# Written instruction
Quote all entries exactly, leaving pictures aside.

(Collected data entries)
╭──
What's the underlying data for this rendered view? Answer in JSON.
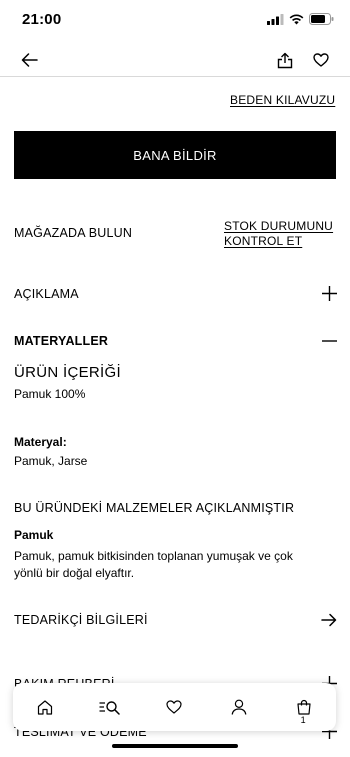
{
  "status_bar": {
    "time": "21:00"
  },
  "size_guide": {
    "label": "BEDEN KILAVUZU"
  },
  "notify_button": {
    "label": "BANA BİLDİR"
  },
  "find_in_store": {
    "label": "MAĞAZADA BULUN",
    "stock_link_line1": "STOK DURUMUNU",
    "stock_link_line2": "KONTROL ET"
  },
  "sections": {
    "description": {
      "label": "AÇIKLAMA"
    },
    "materials": {
      "label": "MATERYALLER",
      "content_title": "ÜRÜN İÇERİĞİ",
      "content_value": "Pamuk 100%",
      "material_label": "Materyal:",
      "material_value": "Pamuk, Jarse",
      "disclosure_title": "BU ÜRÜNDEKİ MALZEMELER AÇIKLANMIŞTIR",
      "fiber_name": "Pamuk",
      "fiber_description_line1": "Pamuk, pamuk bitkisinden toplanan yumuşak ve çok",
      "fiber_description_line2": "yönlü bir doğal elyaftır."
    },
    "supplier": {
      "label": "TEDARİKÇİ BİLGİLERİ"
    },
    "care_guide": {
      "label": "BAKIM REHBERİ"
    },
    "shipping": {
      "label": "TESLİMAT VE ÖDEME"
    }
  },
  "bottom_nav": {
    "items": [
      {
        "icon": "home-icon"
      },
      {
        "icon": "search-menu-icon"
      },
      {
        "icon": "heart-icon"
      },
      {
        "icon": "user-icon"
      },
      {
        "icon": "shopping-bag-icon",
        "count": "1"
      }
    ]
  }
}
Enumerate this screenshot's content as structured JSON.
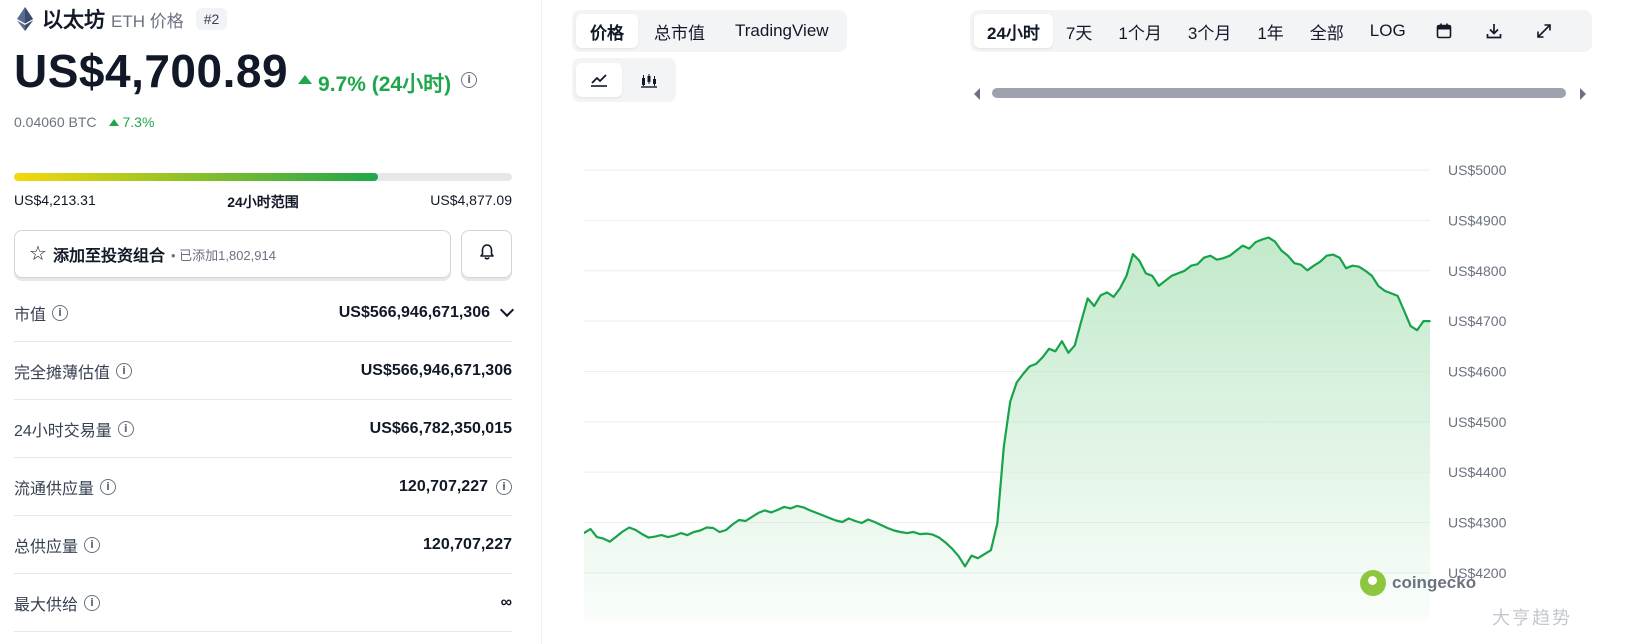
{
  "coin": {
    "name": "以太坊",
    "symbol_label": "ETH 价格",
    "rank": "#2",
    "icon": "ethereum-icon"
  },
  "price": {
    "value": "US$4,700.89",
    "change": "9.7% (24小时)",
    "btc_value": "0.04060 BTC",
    "btc_change": "7.3%"
  },
  "range": {
    "low": "US$4,213.31",
    "label": "24小时范围",
    "high": "US$4,877.09",
    "fill_fraction": 0.73
  },
  "portfolio": {
    "label": "添加至投资组合",
    "added": "已添加1,802,914"
  },
  "stats": [
    {
      "label": "市值",
      "value": "US$566,946,671,306",
      "info": true,
      "chevron": true,
      "value_info": false
    },
    {
      "label": "完全摊薄估值",
      "value": "US$566,946,671,306",
      "info": true,
      "chevron": false,
      "value_info": false
    },
    {
      "label": "24小时交易量",
      "value": "US$66,782,350,015",
      "info": true,
      "chevron": false,
      "value_info": false
    },
    {
      "label": "流通供应量",
      "value": "120,707,227",
      "info": true,
      "chevron": false,
      "value_info": true
    },
    {
      "label": "总供应量",
      "value": "120,707,227",
      "info": true,
      "chevron": false,
      "value_info": false
    },
    {
      "label": "最大供给",
      "value": "∞",
      "info": true,
      "chevron": false,
      "value_info": false
    }
  ],
  "chart_tabs": {
    "metric": [
      "价格",
      "总市值",
      "TradingView"
    ],
    "metric_active": 0,
    "chart_type": [
      "line-chart-icon",
      "candlestick-chart-icon"
    ],
    "range": [
      "24小时",
      "7天",
      "1个月",
      "3个月",
      "1年",
      "全部",
      "LOG"
    ],
    "range_active": 0,
    "range_icons": [
      "calendar-icon",
      "download-icon",
      "expand-icon"
    ]
  },
  "colors": {
    "up": "#1fa64a",
    "line": "#16a34a",
    "fill": "#bfe8c8"
  },
  "watermarks": {
    "coingecko": "coingecko",
    "overlay": "大亨趋势"
  },
  "chart_data": {
    "type": "area",
    "title": "",
    "xlabel": "",
    "ylabel": "",
    "ylim": [
      4150,
      5020
    ],
    "y_ticks": [
      4200,
      4300,
      4400,
      4500,
      4600,
      4700,
      4800,
      4900,
      5000
    ],
    "y_tick_labels": [
      "US$4200",
      "US$4300",
      "US$4400",
      "US$4500",
      "US$4600",
      "US$4700",
      "US$4800",
      "US$4900",
      "US$5000"
    ],
    "grid": true,
    "series": [
      {
        "values": [
          4279,
          4287,
          4271,
          4268,
          4262,
          4272,
          4282,
          4290,
          4285,
          4277,
          4270,
          4272,
          4275,
          4271,
          4274,
          4279,
          4275,
          4281,
          4284,
          4290,
          4289,
          4281,
          4285,
          4296,
          4305,
          4303,
          4311,
          4319,
          4324,
          4320,
          4325,
          4331,
          4328,
          4333,
          4330,
          4324,
          4319,
          4314,
          4309,
          4304,
          4301,
          4308,
          4303,
          4299,
          4306,
          4301,
          4295,
          4289,
          4284,
          4281,
          4279,
          4281,
          4277,
          4278,
          4276,
          4270,
          4260,
          4248,
          4233,
          4213,
          4234,
          4229,
          4237,
          4245,
          4298,
          4450,
          4540,
          4578,
          4595,
          4610,
          4615,
          4628,
          4645,
          4640,
          4660,
          4637,
          4652,
          4700,
          4745,
          4730,
          4751,
          4757,
          4748,
          4765,
          4790,
          4833,
          4820,
          4795,
          4790,
          4770,
          4780,
          4790,
          4795,
          4800,
          4810,
          4813,
          4826,
          4830,
          4822,
          4825,
          4830,
          4840,
          4850,
          4844,
          4857,
          4862,
          4866,
          4858,
          4840,
          4830,
          4815,
          4812,
          4801,
          4810,
          4818,
          4830,
          4832,
          4826,
          4805,
          4810,
          4808,
          4800,
          4790,
          4770,
          4760,
          4755,
          4750,
          4720,
          4690,
          4682,
          4700,
          4700
        ]
      }
    ]
  }
}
╰──
# Written reply
What's the underlying data for this rendered view? Answer in JSON.
{
  "status_bar": {
    "time": "21:00"
  },
  "size_guide": {
    "label": "BEDEN KILAVUZU"
  },
  "notify_button": {
    "label": "BANA BİLDİR"
  },
  "find_in_store": {
    "label": "MAĞAZADA BULUN",
    "stock_link_line1": "STOK DURUMUNU",
    "stock_link_line2": "KONTROL ET"
  },
  "sections": {
    "description": {
      "label": "AÇIKLAMA"
    },
    "materials": {
      "label": "MATERYALLER",
      "content_title": "ÜRÜN İÇERİĞİ",
      "content_value": "Pamuk 100%",
      "material_label": "Materyal:",
      "material_value": "Pamuk, Jarse",
      "disclosure_title": "BU ÜRÜNDEKİ MALZEMELER AÇIKLANMIŞTIR",
      "fiber_name": "Pamuk",
      "fiber_description_line1": "Pamuk, pamuk bitkisinden toplanan yumuşak ve çok",
      "fiber_description_line2": "yönlü bir doğal elyaftır."
    },
    "supplier": {
      "label": "TEDARİKÇİ BİLGİLERİ"
    },
    "care_guide": {
      "label": "BAKIM REHBERİ"
    },
    "shipping": {
      "label": "TESLİMAT VE ÖDEME"
    }
  },
  "bottom_nav": {
    "items": [
      {
        "icon": "home-icon"
      },
      {
        "icon": "search-menu-icon"
      },
      {
        "icon": "heart-icon"
      },
      {
        "icon": "user-icon"
      },
      {
        "icon": "shopping-bag-icon",
        "count": "1"
      }
    ]
  }
}
Enumerate this screenshot's content as structured JSON.
{
  "coin": {
    "name": "以太坊",
    "symbol_label": "ETH 价格",
    "rank": "#2",
    "icon": "ethereum-icon"
  },
  "price": {
    "value": "US$4,700.89",
    "change": "9.7% (24小时)",
    "btc_value": "0.04060 BTC",
    "btc_change": "7.3%"
  },
  "range": {
    "low": "US$4,213.31",
    "label": "24小时范围",
    "high": "US$4,877.09",
    "fill_fraction": 0.73
  },
  "portfolio": {
    "label": "添加至投资组合",
    "added": "已添加1,802,914"
  },
  "stats": [
    {
      "label": "市值",
      "value": "US$566,946,671,306",
      "info": true,
      "chevron": true,
      "value_info": false
    },
    {
      "label": "完全摊薄估值",
      "value": "US$566,946,671,306",
      "info": true,
      "chevron": false,
      "value_info": false
    },
    {
      "label": "24小时交易量",
      "value": "US$66,782,350,015",
      "info": true,
      "chevron": false,
      "value_info": false
    },
    {
      "label": "流通供应量",
      "value": "120,707,227",
      "info": true,
      "chevron": false,
      "value_info": true
    },
    {
      "label": "总供应量",
      "value": "120,707,227",
      "info": true,
      "chevron": false,
      "value_info": false
    },
    {
      "label": "最大供给",
      "value": "∞",
      "info": true,
      "chevron": false,
      "value_info": false
    }
  ],
  "chart_tabs": {
    "metric": [
      "价格",
      "总市值",
      "TradingView"
    ],
    "metric_active": 0,
    "chart_type": [
      "line-chart-icon",
      "candlestick-chart-icon"
    ],
    "range": [
      "24小时",
      "7天",
      "1个月",
      "3个月",
      "1年",
      "全部",
      "LOG"
    ],
    "range_active": 0,
    "range_icons": [
      "calendar-icon",
      "download-icon",
      "expand-icon"
    ]
  },
  "colors": {
    "up": "#1fa64a",
    "line": "#16a34a",
    "fill": "#bfe8c8"
  },
  "watermarks": {
    "coingecko": "coingecko",
    "overlay": "大亨趋势"
  },
  "chart_data": {
    "type": "area",
    "title": "",
    "xlabel": "",
    "ylabel": "",
    "ylim": [
      4150,
      5020
    ],
    "y_ticks": [
      4200,
      4300,
      4400,
      4500,
      4600,
      4700,
      4800,
      4900,
      5000
    ],
    "y_tick_labels": [
      "US$4200",
      "US$4300",
      "US$4400",
      "US$4500",
      "US$4600",
      "US$4700",
      "US$4800",
      "US$4900",
      "US$5000"
    ],
    "grid": true,
    "series": [
      {
        "values": [
          4279,
          4287,
          4271,
          4268,
          4262,
          4272,
          4282,
          4290,
          4285,
          4277,
          4270,
          4272,
          4275,
          4271,
          4274,
          4279,
          4275,
          4281,
          4284,
          4290,
          4289,
          4281,
          4285,
          4296,
          4305,
          4303,
          4311,
          4319,
          4324,
          4320,
          4325,
          4331,
          4328,
          4333,
          4330,
          4324,
          4319,
          4314,
          4309,
          4304,
          4301,
          4308,
          4303,
          4299,
          4306,
          4301,
          4295,
          4289,
          4284,
          4281,
          4279,
          4281,
          4277,
          4278,
          4276,
          4270,
          4260,
          4248,
          4233,
          4213,
          4234,
          4229,
          4237,
          4245,
          4298,
          4450,
          4540,
          4578,
          4595,
          4610,
          4615,
          4628,
          4645,
          4640,
          4660,
          4637,
          4652,
          4700,
          4745,
          4730,
          4751,
          4757,
          4748,
          4765,
          4790,
          4833,
          4820,
          4795,
          4790,
          4770,
          4780,
          4790,
          4795,
          4800,
          4810,
          4813,
          4826,
          4830,
          4822,
          4825,
          4830,
          4840,
          4850,
          4844,
          4857,
          4862,
          4866,
          4858,
          4840,
          4830,
          4815,
          4812,
          4801,
          4810,
          4818,
          4830,
          4832,
          4826,
          4805,
          4810,
          4808,
          4800,
          4790,
          4770,
          4760,
          4755,
          4750,
          4720,
          4690,
          4682,
          4700,
          4700
        ]
      }
    ]
  }
}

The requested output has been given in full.